→ Problem
The data must be returned in full and exactly as given.

(Source records)
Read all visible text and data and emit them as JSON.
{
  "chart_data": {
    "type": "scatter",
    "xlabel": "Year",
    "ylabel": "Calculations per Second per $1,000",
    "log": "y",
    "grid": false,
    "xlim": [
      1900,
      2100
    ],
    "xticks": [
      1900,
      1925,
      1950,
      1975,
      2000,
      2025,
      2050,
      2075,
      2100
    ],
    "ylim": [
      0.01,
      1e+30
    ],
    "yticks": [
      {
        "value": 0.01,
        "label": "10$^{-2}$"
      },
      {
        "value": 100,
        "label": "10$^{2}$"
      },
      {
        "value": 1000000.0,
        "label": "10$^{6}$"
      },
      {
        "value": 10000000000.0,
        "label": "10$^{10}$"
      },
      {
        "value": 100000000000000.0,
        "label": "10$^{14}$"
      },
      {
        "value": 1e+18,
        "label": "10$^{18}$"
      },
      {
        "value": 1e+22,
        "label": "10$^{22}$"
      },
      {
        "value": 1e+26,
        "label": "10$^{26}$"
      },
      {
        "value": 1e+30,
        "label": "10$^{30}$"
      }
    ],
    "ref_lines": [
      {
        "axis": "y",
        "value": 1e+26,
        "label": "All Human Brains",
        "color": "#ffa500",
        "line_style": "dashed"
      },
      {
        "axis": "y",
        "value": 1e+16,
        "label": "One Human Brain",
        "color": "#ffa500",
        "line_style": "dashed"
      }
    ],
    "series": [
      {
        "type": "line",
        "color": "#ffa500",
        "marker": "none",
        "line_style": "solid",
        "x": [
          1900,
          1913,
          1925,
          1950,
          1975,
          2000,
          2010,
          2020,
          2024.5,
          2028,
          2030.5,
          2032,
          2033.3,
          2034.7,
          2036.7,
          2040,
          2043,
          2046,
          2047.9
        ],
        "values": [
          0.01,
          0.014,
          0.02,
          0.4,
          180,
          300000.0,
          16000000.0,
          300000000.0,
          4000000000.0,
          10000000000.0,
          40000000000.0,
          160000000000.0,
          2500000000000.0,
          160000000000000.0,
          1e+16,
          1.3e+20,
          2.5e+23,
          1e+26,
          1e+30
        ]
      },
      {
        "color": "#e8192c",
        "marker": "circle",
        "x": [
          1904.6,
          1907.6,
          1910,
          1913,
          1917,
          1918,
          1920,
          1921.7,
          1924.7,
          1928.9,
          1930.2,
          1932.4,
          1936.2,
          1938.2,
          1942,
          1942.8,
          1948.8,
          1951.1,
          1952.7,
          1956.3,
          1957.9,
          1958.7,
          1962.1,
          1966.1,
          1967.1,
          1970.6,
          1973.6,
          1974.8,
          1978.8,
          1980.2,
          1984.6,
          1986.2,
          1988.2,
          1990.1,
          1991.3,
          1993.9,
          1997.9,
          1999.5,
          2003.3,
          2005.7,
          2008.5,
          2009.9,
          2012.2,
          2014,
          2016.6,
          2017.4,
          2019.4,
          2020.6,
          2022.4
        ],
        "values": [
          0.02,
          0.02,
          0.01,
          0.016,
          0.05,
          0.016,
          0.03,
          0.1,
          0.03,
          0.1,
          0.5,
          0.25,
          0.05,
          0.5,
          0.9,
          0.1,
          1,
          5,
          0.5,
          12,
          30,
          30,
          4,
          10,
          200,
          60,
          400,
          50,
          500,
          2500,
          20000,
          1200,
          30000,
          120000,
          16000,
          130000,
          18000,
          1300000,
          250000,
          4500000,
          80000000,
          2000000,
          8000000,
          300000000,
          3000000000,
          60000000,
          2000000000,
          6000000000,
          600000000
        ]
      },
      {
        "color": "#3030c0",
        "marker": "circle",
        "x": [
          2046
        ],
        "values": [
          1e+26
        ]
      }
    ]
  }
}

→ Answer
Read all visible text and data and emit them as JSON.
{
  "chart_data": {
    "type": "scatter",
    "xlabel": "Year",
    "ylabel": "Calculations per Second per $1,000",
    "log": "y",
    "grid": false,
    "xlim": [
      1900,
      2100
    ],
    "xticks": [
      1900,
      1925,
      1950,
      1975,
      2000,
      2025,
      2050,
      2075,
      2100
    ],
    "ylim": [
      0.01,
      1e+30
    ],
    "yticks": [
      {
        "value": 0.01,
        "label": "10$^{-2}$"
      },
      {
        "value": 100,
        "label": "10$^{2}$"
      },
      {
        "value": 1000000.0,
        "label": "10$^{6}$"
      },
      {
        "value": 10000000000.0,
        "label": "10$^{10}$"
      },
      {
        "value": 100000000000000.0,
        "label": "10$^{14}$"
      },
      {
        "value": 1e+18,
        "label": "10$^{18}$"
      },
      {
        "value": 1e+22,
        "label": "10$^{22}$"
      },
      {
        "value": 1e+26,
        "label": "10$^{26}$"
      },
      {
        "value": 1e+30,
        "label": "10$^{30}$"
      }
    ],
    "ref_lines": [
      {
        "axis": "y",
        "value": 1e+26,
        "label": "All Human Brains",
        "color": "#ffa500",
        "line_style": "dashed"
      },
      {
        "axis": "y",
        "value": 1e+16,
        "label": "One Human Brain",
        "color": "#ffa500",
        "line_style": "dashed"
      }
    ],
    "series": [
      {
        "type": "line",
        "color": "#ffa500",
        "marker": "none",
        "line_style": "solid",
        "x": [
          1900,
          1913,
          1925,
          1950,
          1975,
          2000,
          2010,
          2020,
          2024.5,
          2028,
          2030.5,
          2032,
          2033.3,
          2034.7,
          2036.7,
          2040,
          2043,
          2046,
          2047.9
        ],
        "values": [
          0.01,
          0.014,
          0.02,
          0.4,
          180,
          300000.0,
          16000000.0,
          300000000.0,
          4000000000.0,
          10000000000.0,
          40000000000.0,
          160000000000.0,
          2500000000000.0,
          160000000000000.0,
          1e+16,
          1.3e+20,
          2.5e+23,
          1e+26,
          1e+30
        ]
      },
      {
        "color": "#e8192c",
        "marker": "circle",
        "x": [
          1904.6,
          1907.6,
          1910,
          1913,
          1917,
          1918,
          1920,
          1921.7,
          1924.7,
          1928.9,
          1930.2,
          1932.4,
          1936.2,
          1938.2,
          1942,
          1942.8,
          1948.8,
          1951.1,
          1952.7,
          1956.3,
          1957.9,
          1958.7,
          1962.1,
          1966.1,
          1967.1,
          1970.6,
          1973.6,
          1974.8,
          1978.8,
          1980.2,
          1984.6,
          1986.2,
          1988.2,
          1990.1,
          1991.3,
          1993.9,
          1997.9,
          1999.5,
          2003.3,
          2005.7,
          2008.5,
          2009.9,
          2012.2,
          2014,
          2016.6,
          2017.4,
          2019.4,
          2020.6,
          2022.4
        ],
        "values": [
          0.02,
          0.02,
          0.01,
          0.016,
          0.05,
          0.016,
          0.03,
          0.1,
          0.03,
          0.1,
          0.5,
          0.25,
          0.05,
          0.5,
          0.9,
          0.1,
          1,
          5,
          0.5,
          12,
          30,
          30,
          4,
          10,
          200,
          60,
          400,
          50,
          500,
          2500,
          20000,
          1200,
          30000,
          120000,
          16000,
          130000,
          18000,
          1300000,
          250000,
          4500000,
          80000000,
          2000000,
          8000000,
          300000000,
          3000000000,
          60000000,
          2000000000,
          6000000000,
          600000000
        ]
      },
      {
        "color": "#3030c0",
        "marker": "circle",
        "x": [
          2046
        ],
        "values": [
          1e+26
        ]
      }
    ]
  }
}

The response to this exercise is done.